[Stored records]
_ _ _ _ _ _ _

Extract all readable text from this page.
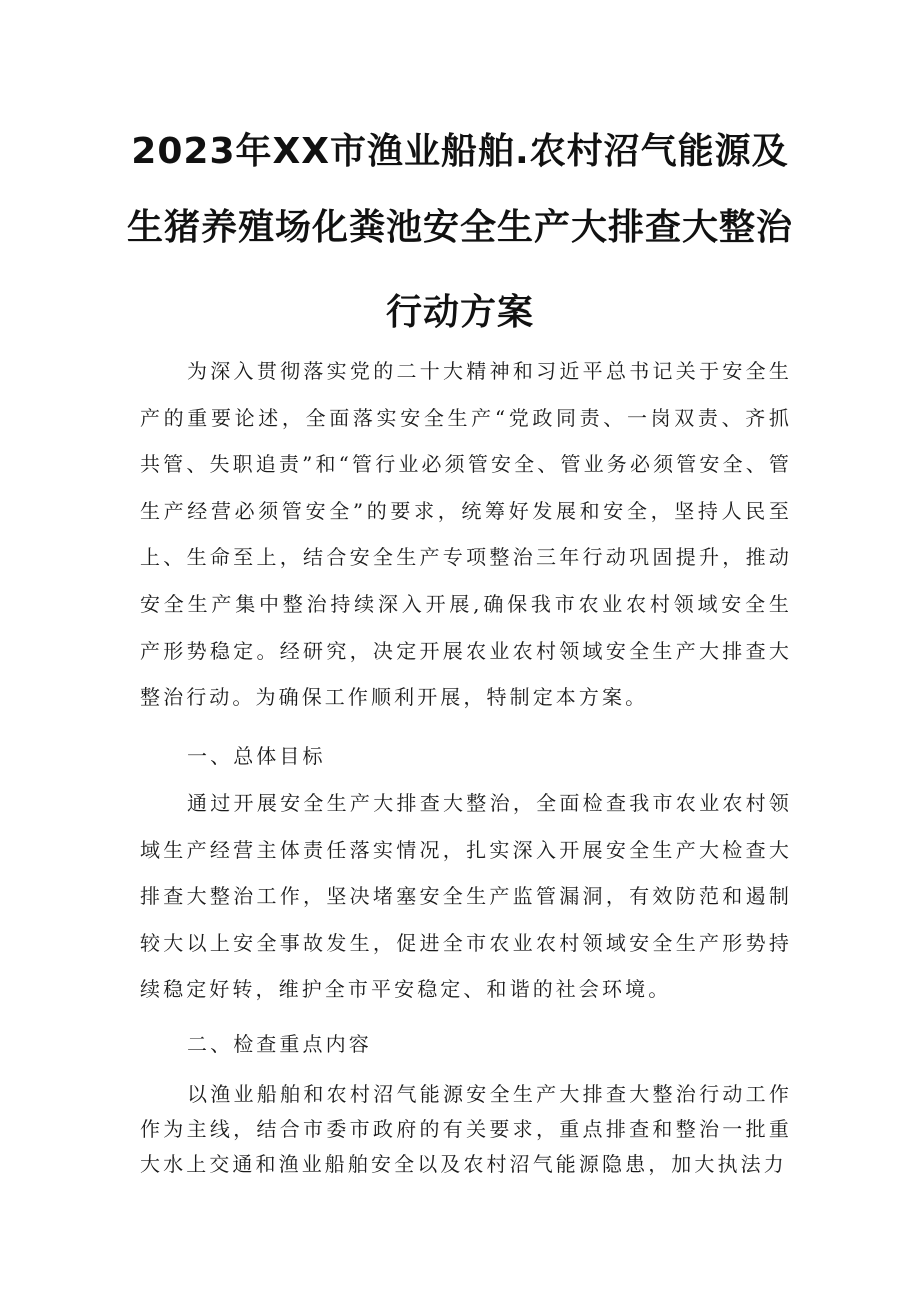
2023年XX市渔业船舶.农村沼气能源及
生猪养殖场化粪池安全生产大排查大整治
行动方案

为深入贯彻落实党的二十大精神和习近平总书记关于安全生产的重要论述，全面落实安全生产“党政同责、一岗双责、齐抓共管、失职追责”和“管行业必须管安全、管业务必须管安全、管生产经营必须管安全”的要求，统筹好发展和安全，坚持人民至上、生命至上，结合安全生产专项整治三年行动巩固提升，推动安全生产集中整治持续深入开展,确保我市农业农村领域安全生产形势稳定。经研究，决定开展农业农村领域安全生产大排查大整治行动。为确保工作顺利开展，特制定本方案。

一、总体目标

通过开展安全生产大排查大整治，全面检查我市农业农村领域生产经营主体责任落实情况，扎实深入开展安全生产大检查大排查大整治工作，坚决堵塞安全生产监管漏洞，有效防范和遏制较大以上安全事故发生，促进全市农业农村领域安全生产形势持续稳定好转，维护全市平安稳定、和谐的社会环境。

二、检查重点内容

以渔业船舶和农村沼气能源安全生产大排查大整治行动工作作为主线，结合市委市政府的有关要求，重点排查和整治一批重大水上交通和渔业船舶安全以及农村沼气能源隐患，加大执法力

_ _ _ _ _ _ _

-- SET EXERCISE --
Return all the entries word for word, but omit any pictures they contain.

-- WORKED ANSWER --
Extract all readable text from this page.
2023年XX市渔业船舶.农村沼气能源及
生猪养殖场化粪池安全生产大排查大整治
行动方案

为深入贯彻落实党的二十大精神和习近平总书记关于安全生产的重要论述，全面落实安全生产“党政同责、一岗双责、齐抓共管、失职追责”和“管行业必须管安全、管业务必须管安全、管生产经营必须管安全”的要求，统筹好发展和安全，坚持人民至上、生命至上，结合安全生产专项整治三年行动巩固提升，推动安全生产集中整治持续深入开展,确保我市农业农村领域安全生产形势稳定。经研究，决定开展农业农村领域安全生产大排查大整治行动。为确保工作顺利开展，特制定本方案。

一、总体目标

通过开展安全生产大排查大整治，全面检查我市农业农村领域生产经营主体责任落实情况，扎实深入开展安全生产大检查大排查大整治工作，坚决堵塞安全生产监管漏洞，有效防范和遏制较大以上安全事故发生，促进全市农业农村领域安全生产形势持续稳定好转，维护全市平安稳定、和谐的社会环境。

二、检查重点内容

以渔业船舶和农村沼气能源安全生产大排查大整治行动工作作为主线，结合市委市政府的有关要求，重点排查和整治一批重大水上交通和渔业船舶安全以及农村沼气能源隐患，加大执法力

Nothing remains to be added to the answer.